Excerpt from a dataset:
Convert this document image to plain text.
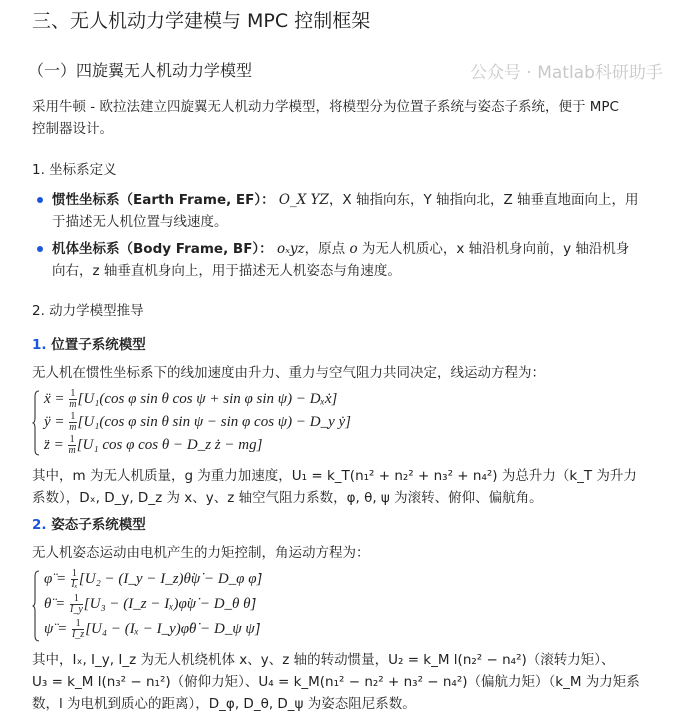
三、无人机动力学建模与 MPC 控制框架
（一）四旋翼无人机动力学模型	公众号 · Matlab科研助手
采用牛顿 - 欧拉法建立四旋翼无人机动力学模型，将模型分为位置子系统与姿态子系统，便于 MPC
控制器设计。
1. 坐标系定义
惯性坐标系（Earth Frame, EF）： O_X YZ，X 轴指向东，Y 轴指向北，Z 轴垂直地面向上，用
于描述无人机位置与线速度。
机体坐标系（Body Frame, BF）： oₓyz，原点 o 为无人机质心，x 轴沿机身向前，y 轴沿机身
向右，z 轴垂直机身向上，用于描述无人机姿态与角速度。
2. 动力学模型推导
1. 位置子系统模型
无人机在惯性坐标系下的线加速度由升力、重力与空气阻力共同决定，线运动方程为：
ẍ = $\frac{1}{m} [U_1(\cos$ φ sin θ cos ψ + sin φ sin ψ) − Dₓẋ]
ÿ = $\frac{1}{m} [U_1(\cos$ φ sin θ sin ψ − sin φ cos ψ) − D_y ẏ]
z̈ = $\frac{1}{m} [U_1$ cos φ cos θ − D_z ż − mg]
其中，m 为无人机质量，g 为重力加速度，U₁ = k_T(n₁² + n₂² + n₃² + n₄²) 为总升力（k_T 为升力
系数），Dₓ, D_y, D_z 为 x、y、z 轴空气阻力系数，φ, θ, ψ 为滚转、俯仰、偏航角。
2. 姿态子系统模型
无人机姿态运动由电机产生的力矩控制，角运动方程为：
φ̈ = $\frac{1}{\text{Iₓ}} [U_2$ − (I_y − I_z)θ̇ψ̇ − D_φ φ̇]
θ̈ = $\frac{1}{I\_y} [U_3$ − (I_z − Iₓ)φ̇ψ̇ − D_θ θ̇]
ψ̈ = $\frac{1}{I\_z} [U_4 - (I_x$ − I_y)φ̇θ̇ − D_ψ ψ̇]
其中，Iₓ, I_y, I_z 为无人机绕机体 x、y、z 轴的转动惯量，U₂ = k_M l(n₂² − n₄²)（滚转力矩）、
U₃ = k_M l(n₃² − n₁²)（俯仰力矩）、U₄ = k_M(n₁² − n₂² + n₃² − n₄²)（偏航力矩）（k_M 为力矩系
数，l 为电机到质心的距离），D_φ, D_θ, D_ψ 为姿态阻尼系数。
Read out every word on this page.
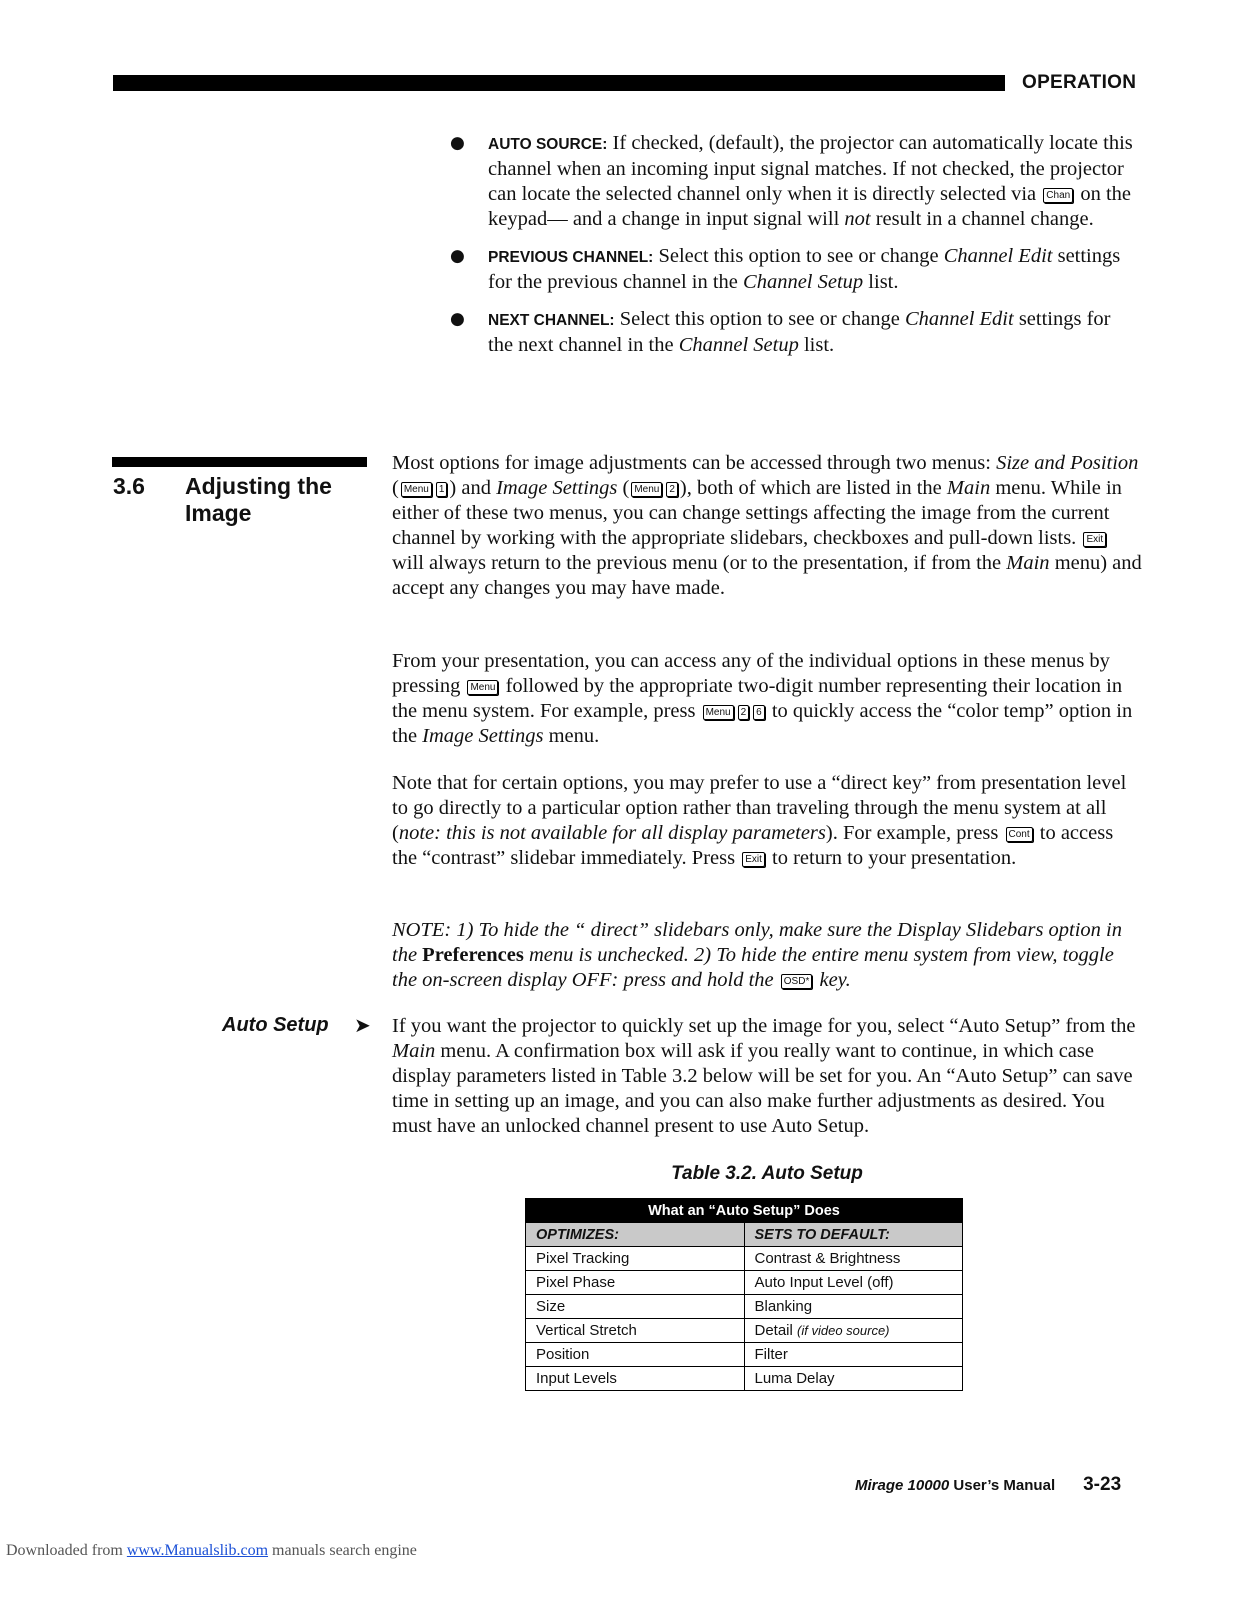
OPERATION
● AUTO SOURCE: If checked, (default), the projector can automatically locate this channel when an incoming input signal matches. If not checked, the projector can locate the selected channel only when it is directly selected via Chan on the keypad— and a change in input signal will not result in a channel change.
● PREVIOUS CHANNEL: Select this option to see or change Channel Edit settings for the previous channel in the Channel Setup list.
● NEXT CHANNEL: Select this option to see or change Channel Edit settings for the next channel in the Channel Setup list.
3.6 Adjusting the Image
Most options for image adjustments can be accessed through two menus: Size and Position ( Menu 1 ) and Image Settings ( Menu 2 ), both of which are listed in the Main menu. While in either of these two menus, you can change settings affecting the image from the current channel by working with the appropriate slidebars, checkboxes and pull-down lists. Exit will always return to the previous menu (or to the presentation, if from the Main menu) and accept any changes you may have made.
From your presentation, you can access any of the individual options in these menus by pressing Menu followed by the appropriate two-digit number representing their location in the menu system. For example, press Menu 2 6 to quickly access the “color temp” option in the Image Settings menu.
Note that for certain options, you may prefer to use a “direct key” from presentation level to go directly to a particular option rather than traveling through the menu system at all (note: this is not available for all display parameters). For example, press Cont to access the “contrast” slidebar immediately. Press Exit to return to your presentation.
NOTE: 1) To hide the “ direct” slidebars only, make sure the Display Slidebars option in the Preferences menu is unchecked. 2) To hide the entire menu system from view, toggle the on-screen display OFF: press and hold the OSD* key.
Auto Setup ➤ If you want the projector to quickly set up the image for you, select “Auto Setup” from the Main menu. A confirmation box will ask if you really want to continue, in which case display parameters listed in Table 3.2 below will be set for you. An “Auto Setup” can save time in setting up an image, and you can also make further adjustments as desired. You must have an unlocked channel present to use Auto Setup.
Table 3.2. Auto Setup
What an “Auto Setup” Does	
OPTIMIZES:	SETS TO DEFAULT:
Pixel Tracking	Contrast & Brightness
Pixel Phase	Auto Input Level (off)
Size	Blanking
Vertical Stretch	Detail (if video source)
Position	Filter
Input Levels	Luma Delay
Mirage 10000 User’s Manual 3-23
Downloaded from www.Manualslib.com manuals search engine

* **Your objective**: Pictures in the records should not appear in your copy, but everything else must be transcribed exactly.

* **Response for this exercise**:
Convert this document image to plain text.
三、无人机动力学建模与 MPC 控制框架
（一）四旋翼无人机动力学模型	公众号 · Matlab科研助手
采用牛顿 - 欧拉法建立四旋翼无人机动力学模型，将模型分为位置子系统与姿态子系统，便于 MPC
控制器设计。
1. 坐标系定义
惯性坐标系（Earth Frame, EF）： O_X YZ，X 轴指向东，Y 轴指向北，Z 轴垂直地面向上，用
于描述无人机位置与线速度。
机体坐标系（Body Frame, BF）： oₓyz，原点 o 为无人机质心，x 轴沿机身向前，y 轴沿机身
向右，z 轴垂直机身向上，用于描述无人机姿态与角速度。
2. 动力学模型推导
1. 位置子系统模型
无人机在惯性坐标系下的线加速度由升力、重力与空气阻力共同决定，线运动方程为：
ẍ = $\frac{1}{m} [U_1(\cos$ φ sin θ cos ψ + sin φ sin ψ) − Dₓẋ]
ÿ = $\frac{1}{m} [U_1(\cos$ φ sin θ sin ψ − sin φ cos ψ) − D_y ẏ]
z̈ = $\frac{1}{m} [U_1$ cos φ cos θ − D_z ż − mg]
其中，m 为无人机质量，g 为重力加速度，U₁ = k_T(n₁² + n₂² + n₃² + n₄²) 为总升力（k_T 为升力
系数），Dₓ, D_y, D_z 为 x、y、z 轴空气阻力系数，φ, θ, ψ 为滚转、俯仰、偏航角。
2. 姿态子系统模型
无人机姿态运动由电机产生的力矩控制，角运动方程为：
φ̈ = $\frac{1}{\text{Iₓ}} [U_2$ − (I_y − I_z)θ̇ψ̇ − D_φ φ̇]
θ̈ = $\frac{1}{I\_y} [U_3$ − (I_z − Iₓ)φ̇ψ̇ − D_θ θ̇]
ψ̈ = $\frac{1}{I\_z} [U_4 - (I_x$ − I_y)φ̇θ̇ − D_ψ ψ̇]
其中，Iₓ, I_y, I_z 为无人机绕机体 x、y、z 轴的转动惯量，U₂ = k_M l(n₂² − n₄²)（滚转力矩）、
U₃ = k_M l(n₃² − n₁²)（俯仰力矩）、U₄ = k_M(n₁² − n₂² + n₃² − n₄²)（偏航力矩）（k_M 为力矩系
数，l 为电机到质心的距离），D_φ, D_θ, D_ψ 为姿态阻尼系数。
Read out every word on this page.
OPERATION
● AUTO SOURCE: If checked, (default), the projector can automatically locate this channel when an incoming input signal matches. If not checked, the projector can locate the selected channel only when it is directly selected via Chan on the keypad— and a change in input signal will not result in a channel change.
● PREVIOUS CHANNEL: Select this option to see or change Channel Edit settings for the previous channel in the Channel Setup list.
● NEXT CHANNEL: Select this option to see or change Channel Edit settings for the next channel in the Channel Setup list.
3.6 Adjusting the Image
Most options for image adjustments can be accessed through two menus: Size and Position ( Menu 1 ) and Image Settings ( Menu 2 ), both of which are listed in the Main menu. While in either of these two menus, you can change settings affecting the image from the current channel by working with the appropriate slidebars, checkboxes and pull-down lists. Exit will always return to the previous menu (or to the presentation, if from the Main menu) and accept any changes you may have made.
From your presentation, you can access any of the individual options in these menus by pressing Menu followed by the appropriate two-digit number representing their location in the menu system. For example, press Menu 2 6 to quickly access the “color temp” option in the Image Settings menu.
Note that for certain options, you may prefer to use a “direct key” from presentation level to go directly to a particular option rather than traveling through the menu system at all (note: this is not available for all display parameters). For example, press Cont to access the “contrast” slidebar immediately. Press Exit to return to your presentation.
NOTE: 1) To hide the “ direct” slidebars only, make sure the Display Slidebars option in the Preferences menu is unchecked. 2) To hide the entire menu system from view, toggle the on-screen display OFF: press and hold the OSD* key.
Auto Setup ➤ If you want the projector to quickly set up the image for you, select “Auto Setup” from the Main menu. A confirmation box will ask if you really want to continue, in which case display parameters listed in Table 3.2 below will be set for you. An “Auto Setup” can save time in setting up an image, and you can also make further adjustments as desired. You must have an unlocked channel present to use Auto Setup.
Table 3.2. Auto Setup
What an “Auto Setup” Does	
OPTIMIZES:	SETS TO DEFAULT:
Pixel Tracking	Contrast & Brightness
Pixel Phase	Auto Input Level (off)
Size	Blanking
Vertical Stretch	Detail (if video source)
Position	Filter
Input Levels	Luma Delay
Mirage 10000 User’s Manual 3-23
Downloaded from www.Manualslib.com manuals search engine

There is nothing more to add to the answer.